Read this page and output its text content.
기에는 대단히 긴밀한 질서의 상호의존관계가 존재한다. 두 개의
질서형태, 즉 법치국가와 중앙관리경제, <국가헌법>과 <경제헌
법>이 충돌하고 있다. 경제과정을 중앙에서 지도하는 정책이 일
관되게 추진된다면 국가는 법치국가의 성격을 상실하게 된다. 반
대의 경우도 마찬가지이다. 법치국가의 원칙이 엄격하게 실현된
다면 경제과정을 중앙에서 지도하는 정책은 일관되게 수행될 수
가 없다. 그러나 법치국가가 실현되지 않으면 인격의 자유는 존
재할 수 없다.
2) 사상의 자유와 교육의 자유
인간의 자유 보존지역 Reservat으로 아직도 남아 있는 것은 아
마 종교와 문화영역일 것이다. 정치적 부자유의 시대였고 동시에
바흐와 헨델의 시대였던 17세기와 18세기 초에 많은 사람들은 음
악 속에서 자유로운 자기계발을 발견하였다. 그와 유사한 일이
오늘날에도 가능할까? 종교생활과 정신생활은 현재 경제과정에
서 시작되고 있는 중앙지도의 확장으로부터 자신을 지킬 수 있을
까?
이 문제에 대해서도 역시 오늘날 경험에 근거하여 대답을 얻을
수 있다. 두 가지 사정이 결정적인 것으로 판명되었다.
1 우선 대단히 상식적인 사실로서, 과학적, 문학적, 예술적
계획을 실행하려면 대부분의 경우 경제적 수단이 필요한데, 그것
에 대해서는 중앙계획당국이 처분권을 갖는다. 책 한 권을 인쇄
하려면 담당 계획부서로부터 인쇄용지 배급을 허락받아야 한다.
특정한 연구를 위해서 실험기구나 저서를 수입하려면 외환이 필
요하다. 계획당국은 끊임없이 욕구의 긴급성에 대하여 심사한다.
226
#####
**THE PROBLEM:** Copy out each line in the preceding records that contains "법치국가의".

**SOLUTION TO THIS EXERCISE:**
관되게 추진된다면 국가는 법치국가의 성격을 상실하게 된다. 반
대의 경우도 마찬가지이다. 법치국가의 원칙이 엄격하게 실현된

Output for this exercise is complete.